SET EXERCISE:
Output each entry verbatim and exclude every picture from it.

Dataset records on visual material:
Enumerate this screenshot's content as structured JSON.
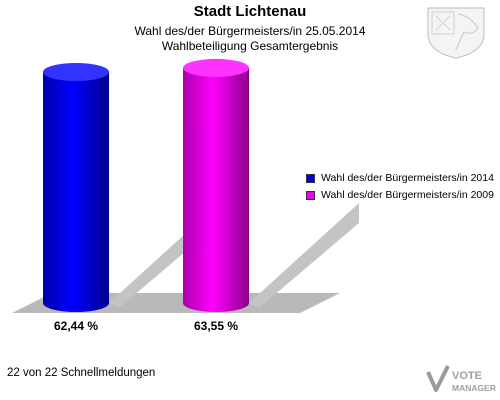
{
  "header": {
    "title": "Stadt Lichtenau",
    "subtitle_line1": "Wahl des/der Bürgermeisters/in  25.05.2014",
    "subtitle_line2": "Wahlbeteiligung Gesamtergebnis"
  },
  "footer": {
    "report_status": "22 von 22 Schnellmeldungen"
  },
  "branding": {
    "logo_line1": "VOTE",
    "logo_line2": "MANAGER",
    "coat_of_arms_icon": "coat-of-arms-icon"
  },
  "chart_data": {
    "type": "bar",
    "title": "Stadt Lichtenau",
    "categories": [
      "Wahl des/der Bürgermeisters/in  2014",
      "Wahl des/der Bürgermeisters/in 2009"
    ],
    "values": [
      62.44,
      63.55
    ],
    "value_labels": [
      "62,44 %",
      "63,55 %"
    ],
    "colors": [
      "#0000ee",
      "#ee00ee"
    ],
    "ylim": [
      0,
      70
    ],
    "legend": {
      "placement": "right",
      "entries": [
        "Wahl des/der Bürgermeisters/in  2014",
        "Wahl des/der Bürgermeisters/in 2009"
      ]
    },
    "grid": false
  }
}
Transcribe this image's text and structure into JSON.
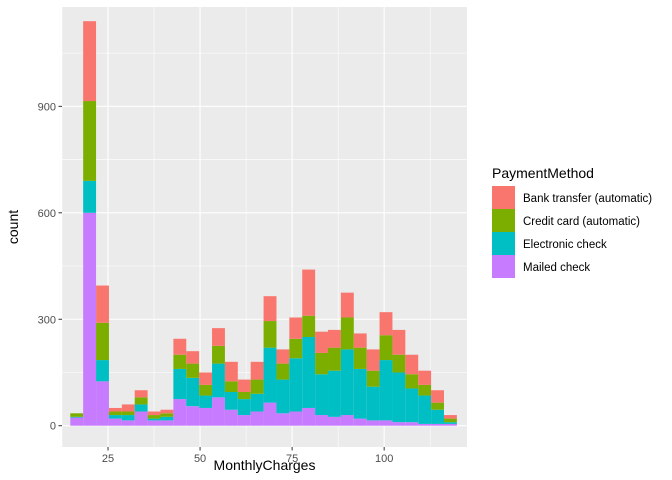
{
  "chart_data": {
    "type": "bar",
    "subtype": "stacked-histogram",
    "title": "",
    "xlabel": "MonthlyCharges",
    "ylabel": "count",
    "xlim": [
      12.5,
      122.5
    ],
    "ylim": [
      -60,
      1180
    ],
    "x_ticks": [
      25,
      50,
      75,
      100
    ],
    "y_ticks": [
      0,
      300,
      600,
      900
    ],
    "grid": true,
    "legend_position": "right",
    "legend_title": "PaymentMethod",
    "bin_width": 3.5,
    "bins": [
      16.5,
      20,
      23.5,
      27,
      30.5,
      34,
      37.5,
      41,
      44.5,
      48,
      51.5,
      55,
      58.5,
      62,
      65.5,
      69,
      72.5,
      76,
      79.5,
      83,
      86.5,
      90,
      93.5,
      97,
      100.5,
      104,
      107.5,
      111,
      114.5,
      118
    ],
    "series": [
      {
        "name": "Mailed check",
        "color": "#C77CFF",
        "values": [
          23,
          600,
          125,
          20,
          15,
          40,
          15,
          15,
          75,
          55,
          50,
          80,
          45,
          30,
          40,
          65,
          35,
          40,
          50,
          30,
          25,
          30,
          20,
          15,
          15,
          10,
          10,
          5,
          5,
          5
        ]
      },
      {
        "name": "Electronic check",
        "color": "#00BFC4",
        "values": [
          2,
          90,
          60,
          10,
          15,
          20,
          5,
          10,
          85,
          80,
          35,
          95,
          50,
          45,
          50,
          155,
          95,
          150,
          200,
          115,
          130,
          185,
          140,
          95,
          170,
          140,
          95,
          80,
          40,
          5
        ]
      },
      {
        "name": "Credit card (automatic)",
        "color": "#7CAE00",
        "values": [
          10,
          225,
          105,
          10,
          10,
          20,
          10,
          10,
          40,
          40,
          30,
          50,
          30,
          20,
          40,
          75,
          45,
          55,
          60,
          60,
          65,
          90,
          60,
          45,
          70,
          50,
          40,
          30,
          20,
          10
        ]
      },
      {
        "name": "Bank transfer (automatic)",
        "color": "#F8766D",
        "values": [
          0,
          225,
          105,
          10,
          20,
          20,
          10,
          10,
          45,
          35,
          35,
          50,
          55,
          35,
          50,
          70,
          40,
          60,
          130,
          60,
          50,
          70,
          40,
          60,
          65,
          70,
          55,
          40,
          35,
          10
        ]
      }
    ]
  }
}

THE ANSWER:
Enumerate this screenshot's content as structured JSON.
{
  "header": {
    "title": "Stadt Lichtenau",
    "subtitle_line1": "Wahl des/der Bürgermeisters/in  25.05.2014",
    "subtitle_line2": "Wahlbeteiligung Gesamtergebnis"
  },
  "footer": {
    "report_status": "22 von 22 Schnellmeldungen"
  },
  "branding": {
    "logo_line1": "VOTE",
    "logo_line2": "MANAGER",
    "coat_of_arms_icon": "coat-of-arms-icon"
  },
  "chart_data": {
    "type": "bar",
    "title": "Stadt Lichtenau",
    "categories": [
      "Wahl des/der Bürgermeisters/in  2014",
      "Wahl des/der Bürgermeisters/in 2009"
    ],
    "values": [
      62.44,
      63.55
    ],
    "value_labels": [
      "62,44 %",
      "63,55 %"
    ],
    "colors": [
      "#0000ee",
      "#ee00ee"
    ],
    "ylim": [
      0,
      70
    ],
    "legend": {
      "placement": "right",
      "entries": [
        "Wahl des/der Bürgermeisters/in  2014",
        "Wahl des/der Bürgermeisters/in 2009"
      ]
    },
    "grid": false
  }
}
Transcribe this image's text and structure into JSON.
{
  "chart_data": {
    "type": "bar",
    "subtype": "stacked-histogram",
    "title": "",
    "xlabel": "MonthlyCharges",
    "ylabel": "count",
    "xlim": [
      12.5,
      122.5
    ],
    "ylim": [
      -60,
      1180
    ],
    "x_ticks": [
      25,
      50,
      75,
      100
    ],
    "y_ticks": [
      0,
      300,
      600,
      900
    ],
    "grid": true,
    "legend_position": "right",
    "legend_title": "PaymentMethod",
    "bin_width": 3.5,
    "bins": [
      16.5,
      20,
      23.5,
      27,
      30.5,
      34,
      37.5,
      41,
      44.5,
      48,
      51.5,
      55,
      58.5,
      62,
      65.5,
      69,
      72.5,
      76,
      79.5,
      83,
      86.5,
      90,
      93.5,
      97,
      100.5,
      104,
      107.5,
      111,
      114.5,
      118
    ],
    "series": [
      {
        "name": "Mailed check",
        "color": "#C77CFF",
        "values": [
          23,
          600,
          125,
          20,
          15,
          40,
          15,
          15,
          75,
          55,
          50,
          80,
          45,
          30,
          40,
          65,
          35,
          40,
          50,
          30,
          25,
          30,
          20,
          15,
          15,
          10,
          10,
          5,
          5,
          5
        ]
      },
      {
        "name": "Electronic check",
        "color": "#00BFC4",
        "values": [
          2,
          90,
          60,
          10,
          15,
          20,
          5,
          10,
          85,
          80,
          35,
          95,
          50,
          45,
          50,
          155,
          95,
          150,
          200,
          115,
          130,
          185,
          140,
          95,
          170,
          140,
          95,
          80,
          40,
          5
        ]
      },
      {
        "name": "Credit card (automatic)",
        "color": "#7CAE00",
        "values": [
          10,
          225,
          105,
          10,
          10,
          20,
          10,
          10,
          40,
          40,
          30,
          50,
          30,
          20,
          40,
          75,
          45,
          55,
          60,
          60,
          65,
          90,
          60,
          45,
          70,
          50,
          40,
          30,
          20,
          10
        ]
      },
      {
        "name": "Bank transfer (automatic)",
        "color": "#F8766D",
        "values": [
          0,
          225,
          105,
          10,
          20,
          20,
          10,
          10,
          45,
          35,
          35,
          50,
          55,
          35,
          50,
          70,
          40,
          60,
          130,
          60,
          50,
          70,
          40,
          60,
          65,
          70,
          55,
          40,
          35,
          10
        ]
      }
    ]
  }
}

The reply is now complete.